◆ **Direction**: For the material that follows, list every line containing the word "rachidien".

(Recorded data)
****

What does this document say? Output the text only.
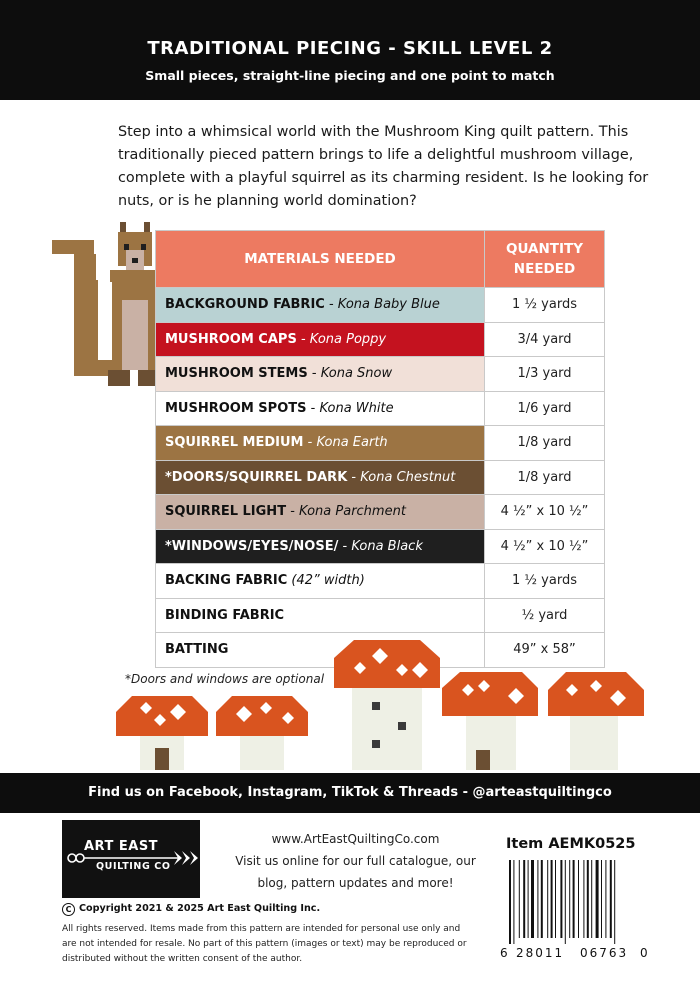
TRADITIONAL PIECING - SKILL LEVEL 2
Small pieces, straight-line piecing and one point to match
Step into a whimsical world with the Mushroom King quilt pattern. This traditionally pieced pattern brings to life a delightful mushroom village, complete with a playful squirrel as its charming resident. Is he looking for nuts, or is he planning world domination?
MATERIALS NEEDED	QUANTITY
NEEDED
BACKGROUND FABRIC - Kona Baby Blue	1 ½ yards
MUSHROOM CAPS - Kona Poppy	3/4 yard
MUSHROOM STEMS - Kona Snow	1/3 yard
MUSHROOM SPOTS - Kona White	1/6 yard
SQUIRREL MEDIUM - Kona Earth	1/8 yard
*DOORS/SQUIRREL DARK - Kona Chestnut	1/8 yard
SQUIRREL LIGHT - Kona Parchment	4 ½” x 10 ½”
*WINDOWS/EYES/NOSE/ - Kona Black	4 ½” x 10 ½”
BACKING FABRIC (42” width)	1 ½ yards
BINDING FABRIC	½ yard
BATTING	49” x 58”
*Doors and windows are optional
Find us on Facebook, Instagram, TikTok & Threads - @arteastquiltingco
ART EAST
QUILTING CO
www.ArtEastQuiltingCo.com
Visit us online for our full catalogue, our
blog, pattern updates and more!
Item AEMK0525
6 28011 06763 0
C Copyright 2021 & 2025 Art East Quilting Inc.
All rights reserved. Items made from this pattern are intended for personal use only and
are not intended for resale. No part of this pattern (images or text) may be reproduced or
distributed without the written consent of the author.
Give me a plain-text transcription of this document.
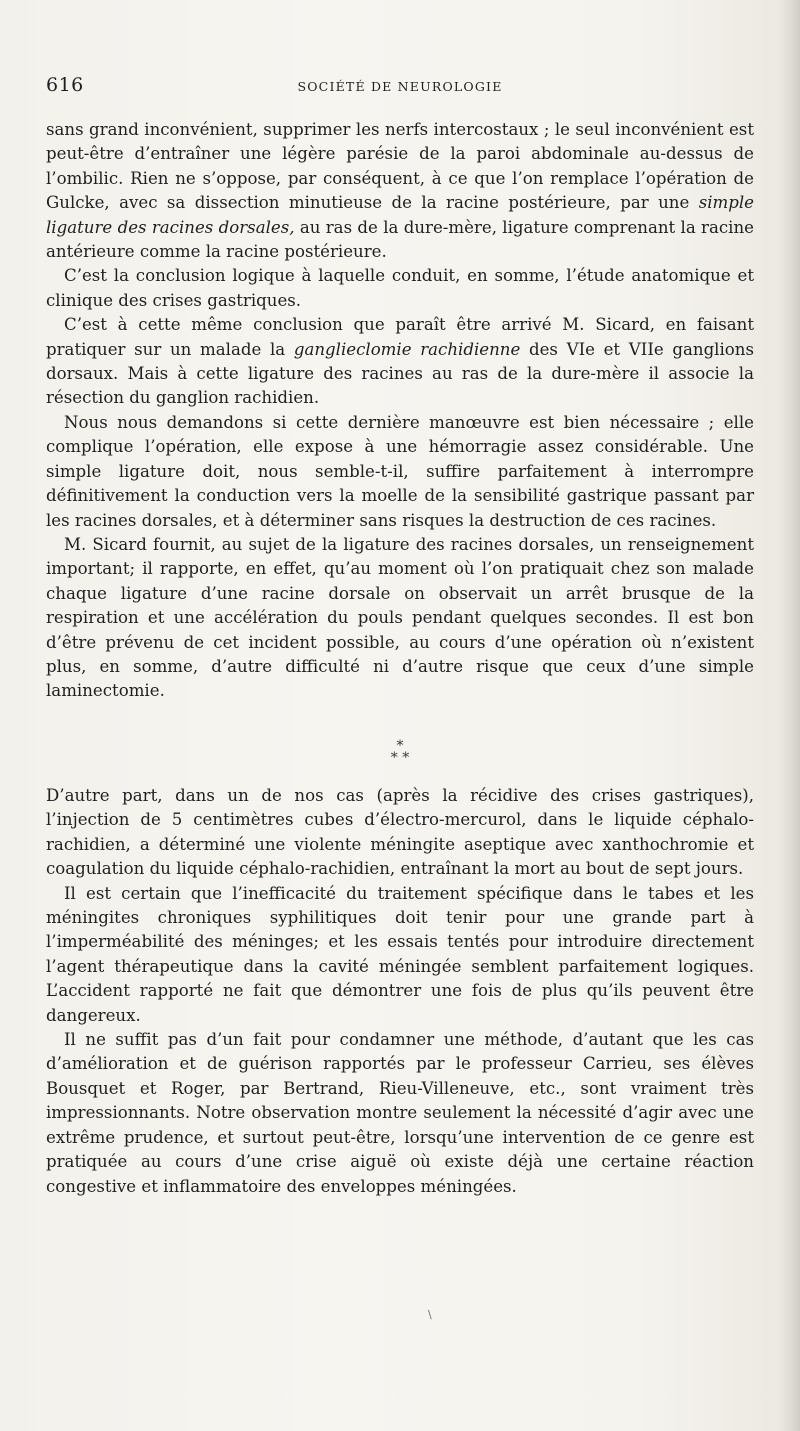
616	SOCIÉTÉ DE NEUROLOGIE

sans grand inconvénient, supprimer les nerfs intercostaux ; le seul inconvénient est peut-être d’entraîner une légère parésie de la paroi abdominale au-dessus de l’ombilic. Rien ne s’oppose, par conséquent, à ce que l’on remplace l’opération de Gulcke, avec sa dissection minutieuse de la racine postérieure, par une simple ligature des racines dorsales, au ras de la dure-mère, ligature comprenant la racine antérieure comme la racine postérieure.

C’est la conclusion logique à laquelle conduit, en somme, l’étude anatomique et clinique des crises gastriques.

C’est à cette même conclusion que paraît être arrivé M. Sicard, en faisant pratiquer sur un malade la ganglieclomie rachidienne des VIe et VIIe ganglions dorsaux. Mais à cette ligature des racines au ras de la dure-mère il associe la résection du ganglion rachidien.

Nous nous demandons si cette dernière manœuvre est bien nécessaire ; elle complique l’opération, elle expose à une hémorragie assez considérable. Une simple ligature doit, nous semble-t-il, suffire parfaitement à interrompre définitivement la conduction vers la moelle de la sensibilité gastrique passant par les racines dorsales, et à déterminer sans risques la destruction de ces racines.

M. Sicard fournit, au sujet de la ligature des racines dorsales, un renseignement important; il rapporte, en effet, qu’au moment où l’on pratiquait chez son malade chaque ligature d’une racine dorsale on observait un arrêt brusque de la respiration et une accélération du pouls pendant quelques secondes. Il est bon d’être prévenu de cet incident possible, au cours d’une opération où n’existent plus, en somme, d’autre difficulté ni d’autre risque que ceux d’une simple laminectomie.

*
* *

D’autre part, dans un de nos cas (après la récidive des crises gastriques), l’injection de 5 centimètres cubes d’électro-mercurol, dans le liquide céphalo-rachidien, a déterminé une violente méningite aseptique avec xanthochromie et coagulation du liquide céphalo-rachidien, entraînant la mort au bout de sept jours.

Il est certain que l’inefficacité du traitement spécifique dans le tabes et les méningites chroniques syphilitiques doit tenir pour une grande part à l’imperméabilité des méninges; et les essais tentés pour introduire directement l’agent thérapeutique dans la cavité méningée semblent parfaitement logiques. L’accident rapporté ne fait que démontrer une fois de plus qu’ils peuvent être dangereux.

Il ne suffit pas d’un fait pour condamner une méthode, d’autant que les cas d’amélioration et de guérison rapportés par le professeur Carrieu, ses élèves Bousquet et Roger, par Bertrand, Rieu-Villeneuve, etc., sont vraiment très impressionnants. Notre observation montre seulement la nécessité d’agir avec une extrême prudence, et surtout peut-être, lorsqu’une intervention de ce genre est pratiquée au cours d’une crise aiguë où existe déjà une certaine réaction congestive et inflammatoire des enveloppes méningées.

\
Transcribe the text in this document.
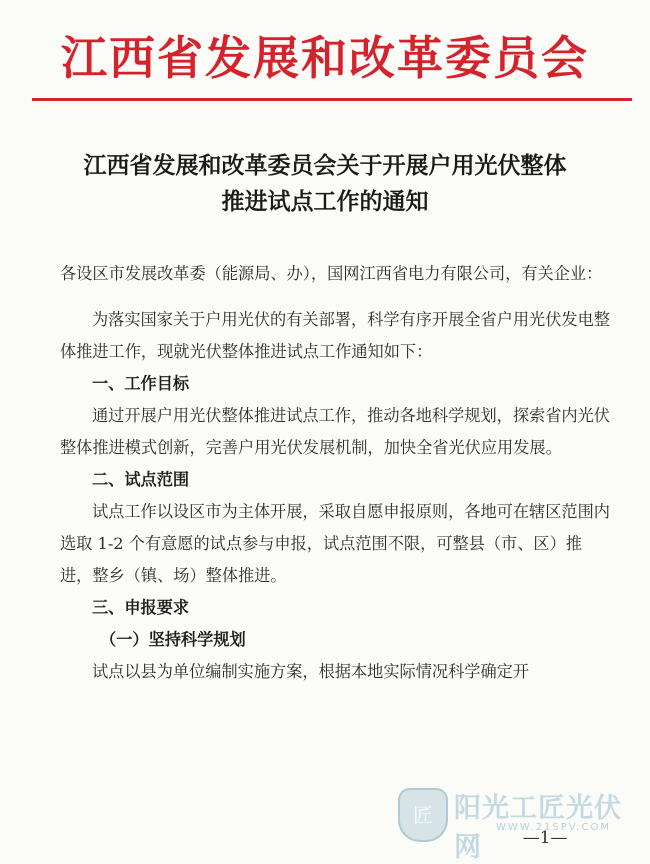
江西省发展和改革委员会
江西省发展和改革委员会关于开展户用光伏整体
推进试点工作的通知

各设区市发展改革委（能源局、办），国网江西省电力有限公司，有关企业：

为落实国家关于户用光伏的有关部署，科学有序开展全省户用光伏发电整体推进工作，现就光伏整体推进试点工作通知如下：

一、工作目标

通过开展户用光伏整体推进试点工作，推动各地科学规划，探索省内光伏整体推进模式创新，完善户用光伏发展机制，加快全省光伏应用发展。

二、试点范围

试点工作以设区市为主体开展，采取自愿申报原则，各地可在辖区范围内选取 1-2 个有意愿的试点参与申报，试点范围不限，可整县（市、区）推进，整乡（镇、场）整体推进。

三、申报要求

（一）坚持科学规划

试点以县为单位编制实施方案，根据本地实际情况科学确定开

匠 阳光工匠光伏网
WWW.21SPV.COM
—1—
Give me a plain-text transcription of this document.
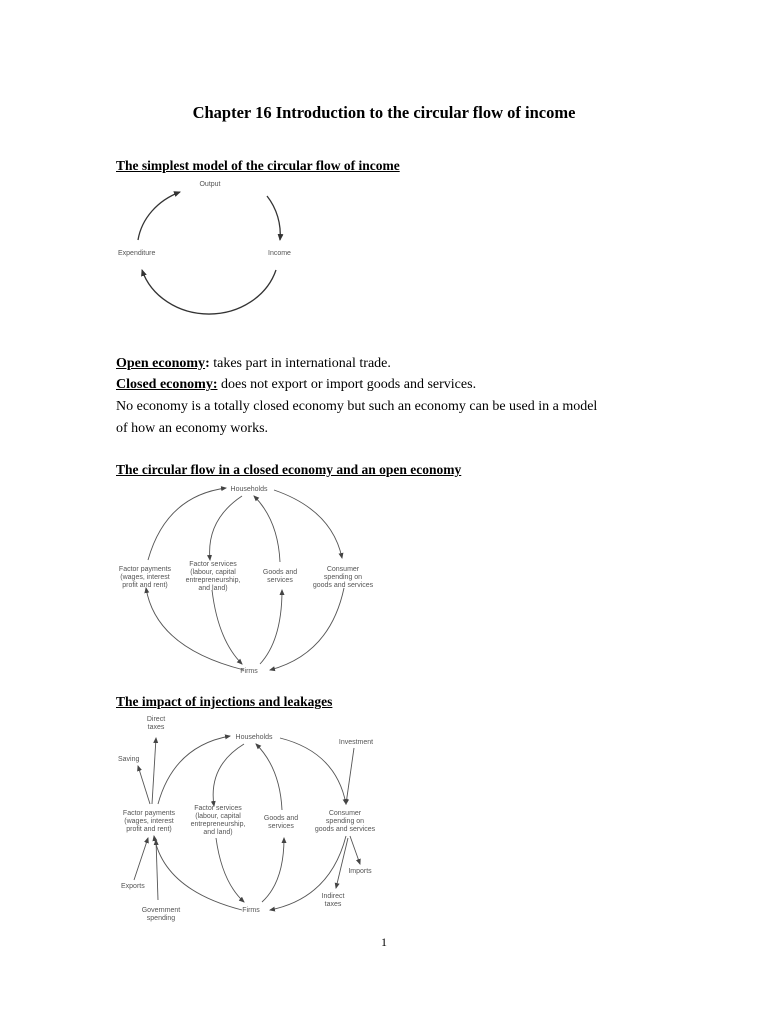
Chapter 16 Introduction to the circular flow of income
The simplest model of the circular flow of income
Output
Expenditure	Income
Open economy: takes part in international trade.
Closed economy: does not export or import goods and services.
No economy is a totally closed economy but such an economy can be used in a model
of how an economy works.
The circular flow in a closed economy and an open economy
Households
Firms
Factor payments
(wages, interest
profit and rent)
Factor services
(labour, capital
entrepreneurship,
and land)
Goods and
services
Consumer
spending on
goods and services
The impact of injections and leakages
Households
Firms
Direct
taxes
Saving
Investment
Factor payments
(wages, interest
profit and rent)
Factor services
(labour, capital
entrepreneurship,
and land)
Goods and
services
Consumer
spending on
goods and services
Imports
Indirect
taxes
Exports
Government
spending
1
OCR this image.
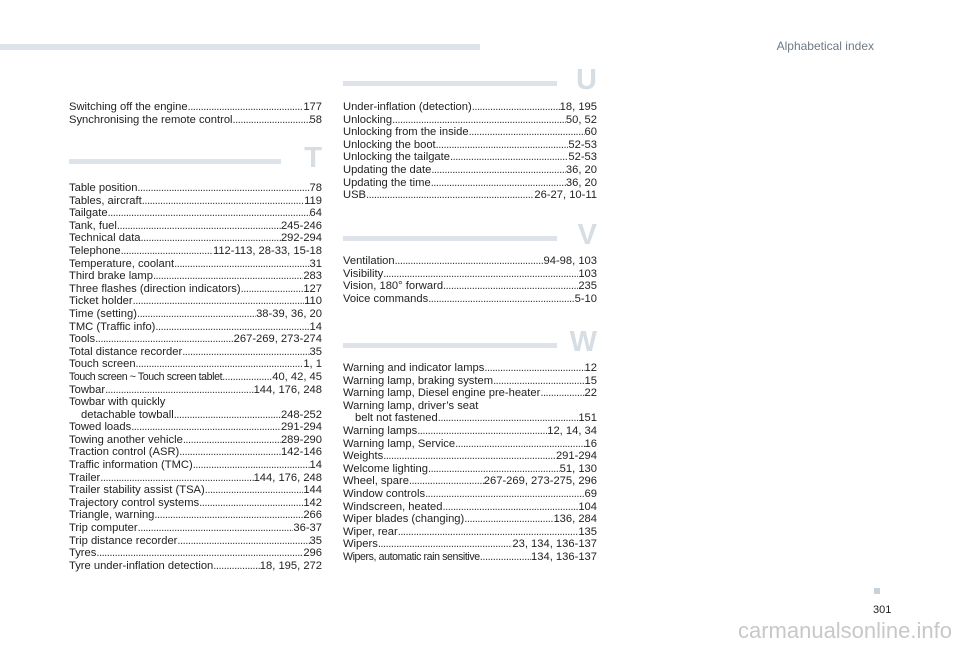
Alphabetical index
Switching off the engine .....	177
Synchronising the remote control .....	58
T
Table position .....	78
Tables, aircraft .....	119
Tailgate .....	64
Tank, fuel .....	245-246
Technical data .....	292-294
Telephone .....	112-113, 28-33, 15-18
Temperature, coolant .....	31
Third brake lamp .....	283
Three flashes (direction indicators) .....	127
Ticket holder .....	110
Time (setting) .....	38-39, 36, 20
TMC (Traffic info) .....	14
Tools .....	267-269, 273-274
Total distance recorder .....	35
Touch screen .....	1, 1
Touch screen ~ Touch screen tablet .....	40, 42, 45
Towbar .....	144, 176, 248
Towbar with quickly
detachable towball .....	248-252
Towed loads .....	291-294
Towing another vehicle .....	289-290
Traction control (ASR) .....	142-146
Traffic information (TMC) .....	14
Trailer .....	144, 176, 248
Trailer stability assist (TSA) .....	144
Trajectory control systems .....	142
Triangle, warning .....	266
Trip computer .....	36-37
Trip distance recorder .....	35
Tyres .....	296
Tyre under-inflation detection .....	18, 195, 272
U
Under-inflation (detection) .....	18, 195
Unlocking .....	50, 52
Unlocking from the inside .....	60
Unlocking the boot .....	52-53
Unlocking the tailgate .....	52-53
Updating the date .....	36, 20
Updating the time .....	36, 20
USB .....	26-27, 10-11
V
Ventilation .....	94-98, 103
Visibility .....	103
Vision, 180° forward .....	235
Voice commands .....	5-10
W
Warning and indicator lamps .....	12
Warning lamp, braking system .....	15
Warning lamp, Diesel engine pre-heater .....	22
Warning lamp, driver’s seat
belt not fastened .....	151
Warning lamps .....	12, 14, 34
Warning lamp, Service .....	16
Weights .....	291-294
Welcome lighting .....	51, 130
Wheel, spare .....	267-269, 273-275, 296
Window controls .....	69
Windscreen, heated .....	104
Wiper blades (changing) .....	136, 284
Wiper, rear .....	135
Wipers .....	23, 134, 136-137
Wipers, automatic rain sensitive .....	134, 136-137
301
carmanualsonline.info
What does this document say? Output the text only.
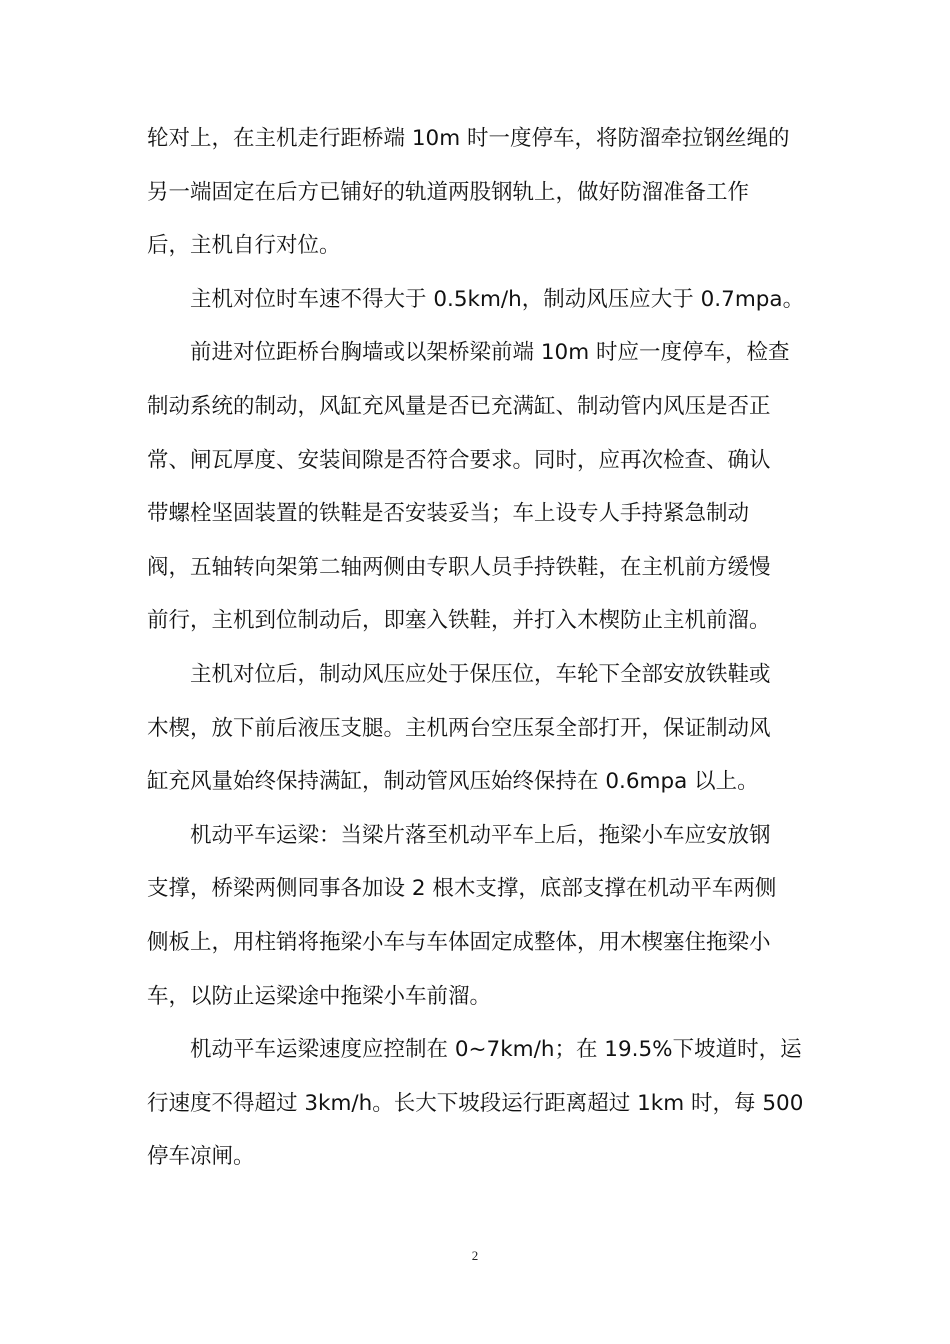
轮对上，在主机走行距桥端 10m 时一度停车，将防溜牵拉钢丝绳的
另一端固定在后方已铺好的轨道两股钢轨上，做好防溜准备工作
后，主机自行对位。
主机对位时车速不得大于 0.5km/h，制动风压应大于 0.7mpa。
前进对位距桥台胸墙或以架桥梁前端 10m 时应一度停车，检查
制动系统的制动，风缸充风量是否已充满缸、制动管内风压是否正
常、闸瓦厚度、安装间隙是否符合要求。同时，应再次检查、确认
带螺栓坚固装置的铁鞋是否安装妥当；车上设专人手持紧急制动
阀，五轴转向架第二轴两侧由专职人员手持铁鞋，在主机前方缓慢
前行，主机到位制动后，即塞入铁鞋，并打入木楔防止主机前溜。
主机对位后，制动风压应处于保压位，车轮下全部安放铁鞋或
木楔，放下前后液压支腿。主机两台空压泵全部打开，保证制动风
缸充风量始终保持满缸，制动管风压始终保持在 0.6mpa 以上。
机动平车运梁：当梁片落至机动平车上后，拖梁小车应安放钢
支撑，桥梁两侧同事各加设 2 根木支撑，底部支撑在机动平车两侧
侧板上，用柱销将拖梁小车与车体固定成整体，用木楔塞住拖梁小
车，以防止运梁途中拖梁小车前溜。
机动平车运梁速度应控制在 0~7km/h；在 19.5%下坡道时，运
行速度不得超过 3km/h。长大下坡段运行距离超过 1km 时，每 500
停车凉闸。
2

****

◆ **Expected output**:
C’est à cette même conclusion que paraît être arrivé M. Sicard, en faisant pratiquer sur un malade la ganglieclomie rachidienne des VIe et VIIe ganglions dorsaux. Mais à cette ligature des racines au ras de la dure-mère il associe la résection du ganglion rachidien.
D’autre part, dans un de nos cas (après la récidive des crises gastriques), l’injection de 5 centimètres cubes d’électro-mercurol, dans le liquide céphalo-rachidien, a déterminé une violente méningite aseptique avec xanthochromie et coagulation du liquide céphalo-rachidien, entraînant la mort au bout de sept jours.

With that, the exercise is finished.